> DO THIS:
Every line below must be reproduced exactly. Copy them all.

> DATASET ROWS:
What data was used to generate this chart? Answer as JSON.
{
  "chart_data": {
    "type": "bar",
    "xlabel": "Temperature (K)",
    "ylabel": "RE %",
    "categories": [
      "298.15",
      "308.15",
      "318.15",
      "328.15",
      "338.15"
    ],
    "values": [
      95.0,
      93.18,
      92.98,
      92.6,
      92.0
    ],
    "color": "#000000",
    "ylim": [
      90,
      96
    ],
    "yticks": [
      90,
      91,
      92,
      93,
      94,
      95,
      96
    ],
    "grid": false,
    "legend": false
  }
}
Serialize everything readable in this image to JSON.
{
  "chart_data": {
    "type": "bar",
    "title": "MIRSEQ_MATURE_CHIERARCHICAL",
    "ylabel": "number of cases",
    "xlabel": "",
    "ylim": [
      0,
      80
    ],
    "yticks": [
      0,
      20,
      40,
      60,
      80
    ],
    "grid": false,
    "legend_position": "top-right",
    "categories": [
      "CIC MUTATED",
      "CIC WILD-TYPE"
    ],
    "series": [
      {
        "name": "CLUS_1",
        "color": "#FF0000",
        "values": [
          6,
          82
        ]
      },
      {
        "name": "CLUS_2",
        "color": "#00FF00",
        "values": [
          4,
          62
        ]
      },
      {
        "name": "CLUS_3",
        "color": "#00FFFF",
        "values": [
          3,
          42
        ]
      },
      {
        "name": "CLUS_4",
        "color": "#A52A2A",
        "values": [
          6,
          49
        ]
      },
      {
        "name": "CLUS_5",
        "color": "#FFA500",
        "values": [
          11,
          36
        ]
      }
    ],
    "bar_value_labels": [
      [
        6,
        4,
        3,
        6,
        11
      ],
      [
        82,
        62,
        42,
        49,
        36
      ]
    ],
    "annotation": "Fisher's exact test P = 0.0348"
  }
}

> THE COMPLETED TASK:
What data was used to generate this chart? Answer as JSON.
{
  "chart_data": {
    "type": "bar",
    "xlabel": "Temperature (K)",
    "ylabel": "RE %",
    "categories": [
      "298.15",
      "308.15",
      "318.15",
      "328.15",
      "338.15"
    ],
    "values": [
      95.0,
      93.18,
      92.98,
      92.6,
      92.0
    ],
    "color": "#000000",
    "ylim": [
      90,
      96
    ],
    "yticks": [
      90,
      91,
      92,
      93,
      94,
      95,
      96
    ],
    "grid": false,
    "legend": false
  }
}
Serialize everything readable in this image to JSON.
{
  "chart_data": {
    "type": "bar",
    "title": "MIRSEQ_MATURE_CHIERARCHICAL",
    "ylabel": "number of cases",
    "xlabel": "",
    "ylim": [
      0,
      80
    ],
    "yticks": [
      0,
      20,
      40,
      60,
      80
    ],
    "grid": false,
    "legend_position": "top-right",
    "categories": [
      "CIC MUTATED",
      "CIC WILD-TYPE"
    ],
    "series": [
      {
        "name": "CLUS_1",
        "color": "#FF0000",
        "values": [
          6,
          82
        ]
      },
      {
        "name": "CLUS_2",
        "color": "#00FF00",
        "values": [
          4,
          62
        ]
      },
      {
        "name": "CLUS_3",
        "color": "#00FFFF",
        "values": [
          3,
          42
        ]
      },
      {
        "name": "CLUS_4",
        "color": "#A52A2A",
        "values": [
          6,
          49
        ]
      },
      {
        "name": "CLUS_5",
        "color": "#FFA500",
        "values": [
          11,
          36
        ]
      }
    ],
    "bar_value_labels": [
      [
        6,
        4,
        3,
        6,
        11
      ],
      [
        82,
        62,
        42,
        49,
        36
      ]
    ],
    "annotation": "Fisher's exact test P = 0.0348"
  }
}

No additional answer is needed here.